---- ENTRIES PROVIDED
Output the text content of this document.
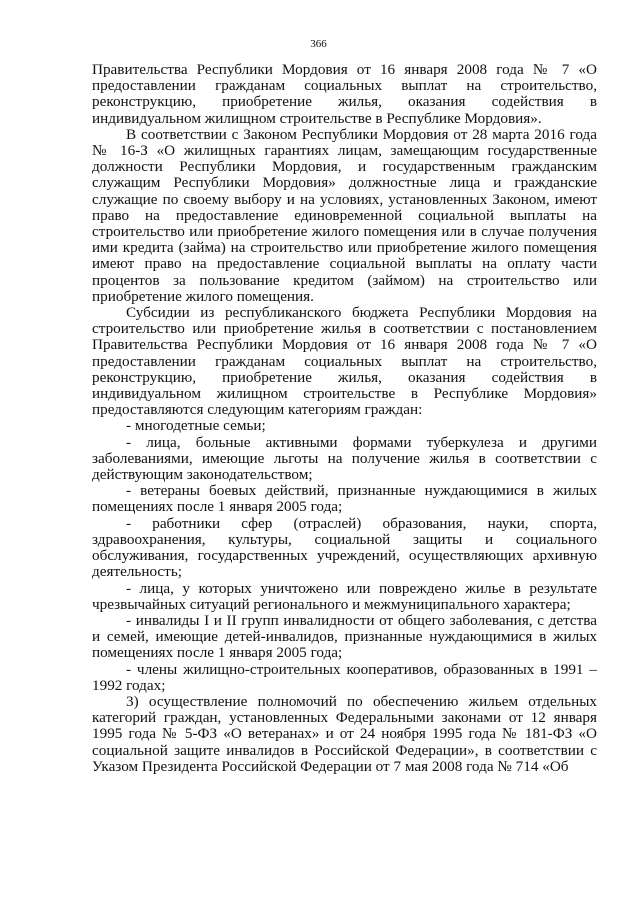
366

Правительства Республики Мордовия от 16 января 2008 года № 7 «О предоставлении гражданам социальных выплат на строительство, реконструкцию, приобретение жилья, оказания содействия в индивидуальном жилищном строительстве в Республике Мордовия».

В соответствии с Законом Республики Мордовия от 28 марта 2016 года № 16-З «О жилищных гарантиях лицам, замещающим государственные должности Республики Мордовия, и государственным гражданским служащим Республики Мордовия» должностные лица и гражданские служащие по своему выбору и на условиях, установленных Законом, имеют право на предоставление единовременной социальной выплаты на строительство или приобретение жилого помещения или в случае получения ими кредита (займа) на строительство или приобретение жилого помещения имеют право на предоставление социальной выплаты на оплату части процентов за пользование кредитом (займом) на строительство или приобретение жилого помещения.

Субсидии из республиканского бюджета Республики Мордовия на строительство или приобретение жилья в соответствии с постановлением Правительства Республики Мордовия от 16 января 2008 года № 7 «О предоставлении гражданам социальных выплат на строительство, реконструкцию, приобретение жилья, оказания содействия в индивидуальном жилищном строительстве в Республике Мордовия» предоставляются следующим категориям граждан:

- многодетные семьи;

- лица, больные активными формами туберкулеза и другими заболеваниями, имеющие льготы на получение жилья в соответствии с действующим законодательством;

- ветераны боевых действий, признанные нуждающимися в жилых помещениях после 1 января 2005 года;

- работники сфер (отраслей) образования, науки, спорта, здравоохранения, культуры, социальной защиты и социального обслуживания, государственных учреждений, осуществляющих архивную деятельность;

- лица, у которых уничтожено или повреждено жилье в результате чрезвычайных ситуаций регионального и межмуниципального характера;

- инвалиды I и II групп инвалидности от общего заболевания, с детства и семей, имеющие детей-инвалидов, признанные нуждающимися в жилых помещениях после 1 января 2005 года;

- члены жилищно-строительных кооперативов, образованных в 1991 – 1992 годах;

3) осуществление полномочий по обеспечению жильем отдельных категорий граждан, установленных Федеральными законами от 12 января 1995 года № 5-ФЗ «О ветеранах» и от 24 ноября 1995 года № 181-ФЗ «О социальной защите инвалидов в Российской Федерации», в соответствии с Указом Президента Российской Федерации от 7 мая 2008 года № 714 «Об
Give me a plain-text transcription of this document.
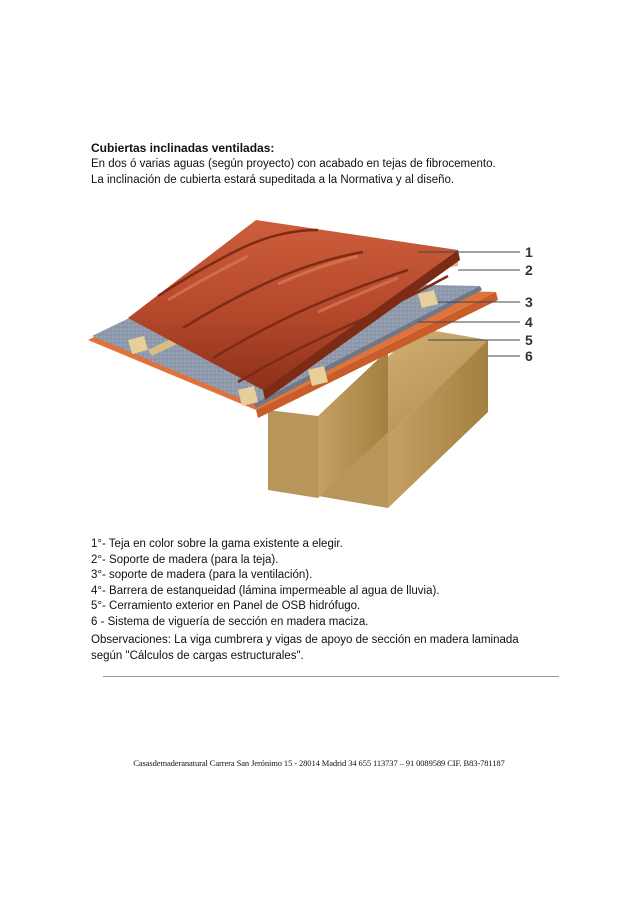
Cubiertas inclinadas ventiladas:
En dos ó varias aguas (según proyecto) con acabado en tejas de fibrocemento.
La inclinación de cubierta estará supeditada a la Normativa y al diseño.
1
2
3
4
5
6
1°- Teja en color sobre la gama existente a elegir.
2°- Soporte de madera (para la teja).
3°- soporte de madera (para la ventilación).
4°- Barrera de estanqueidad (lámina impermeable al agua de lluvia).
5°- Cerramiento exterior en Panel de OSB hidrófugo.
6 - Sistema de viguería de sección en madera maciza.
Observaciones: La viga cumbrera y vigas de apoyo de sección en madera laminada
según "Cálculos de cargas estructurales".
Casasdemaderanatural Carrera San Jerónimo 15 - 28014 Madrid 34 655 113737 – 91 0089589 CIF. B83-781187
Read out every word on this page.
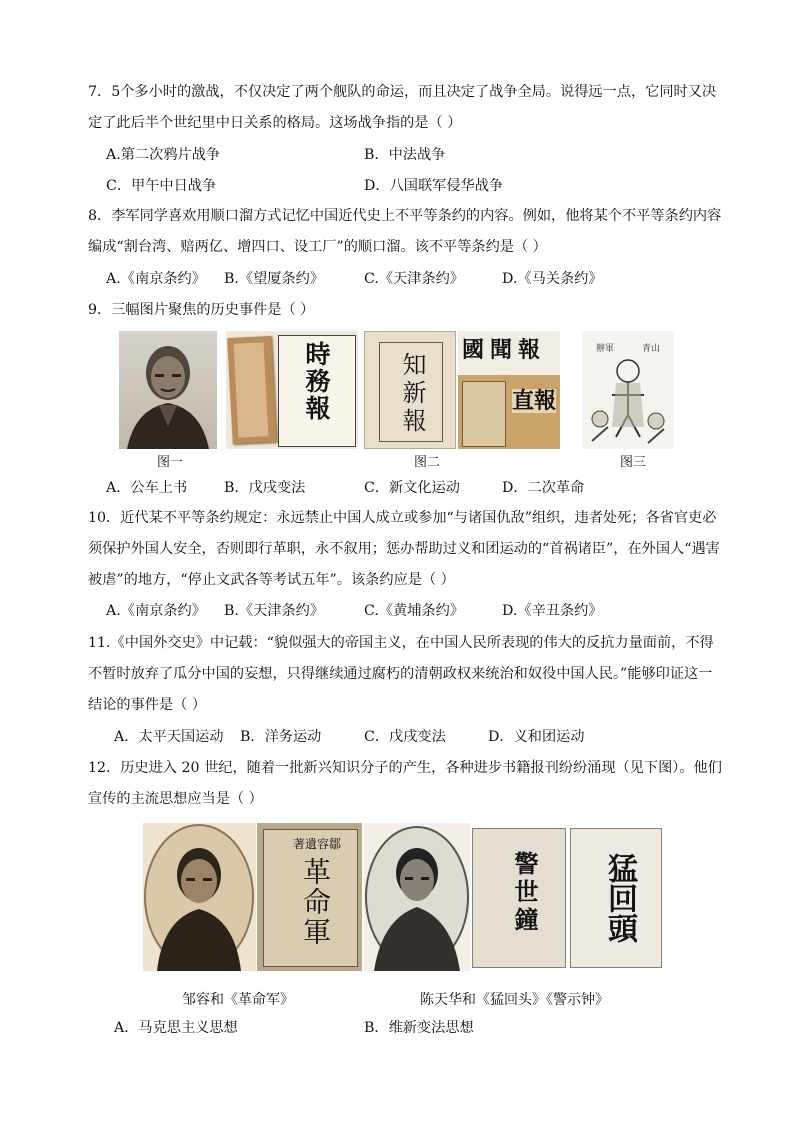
7．5个多小时的激战，不仅决定了两个舰队的命运，而且决定了战争全局。说得远一点，它同时又决
定了此后半个世纪里中日关系的格局。这场战争指的是（ ）
A.第二次鸦片战争	B．中法战争
C．甲午中日战争	D．八国联军侵华战争
8．李军同学喜欢用顺口溜方式记忆中国近代史上不平等条约的内容。例如，他将某个不平等条约内容
编成“割台湾、赔两亿、增四口、设工厂”的顺口溜。该不平等条约是（ ）
A.《南京条约》 B.《望厦条约》	C.《天津条约》	D.《马关条约》
9．三幅图片聚焦的历史事件是（ ）
時務報	知新報
報聞國
直報
青山
辦軍
图一	图二	图三
A．公车上书	B．戊戌变法	C．新文化运动	D．二次革命
10．近代某不平等条约规定：永远禁止中国人成立或参加“与诸国仇敌”组织，违者处死；各省官吏必
须保护外国人安全，否则即行革职，永不叙用；惩办帮助过义和团运动的“首祸诸臣”，在外国人“遇害
被虐”的地方，“停止文武各等考试五年”。该条约应是（ ）
A.《南京条约》 B.《天津条约》	C.《黄埔条约》	D.《辛丑条约》
11.《中国外交史》中记载：“貌似强大的帝国主义，在中国人民所表现的伟大的反抗力量面前，不得
不暂时放弃了瓜分中国的妄想，只得继续通过腐朽的清朝政权来统治和奴役中国人民。”能够印证这一
结论的事件是（ ）
A．太平天国运动 B．洋务运动	C．戊戌变法	D．义和团运动
12．历史进入 20 世纪，随着一批新兴知识分子的产生，各种进步书籍报刊纷纷涌现（见下图）。他们
宣传的主流思想应当是（ ）
鄒容遺著
革命軍	警世鐘 猛回頭
邹容和《革命军》	陈天华和《猛回头》《警示钟》
A．马克思主义思想	B．维新变法思想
--------
- THE TASK:
Note how many lines in the listing above hold the string "戊戌变法", then give only that figure.

- TASK RESPONSE:
2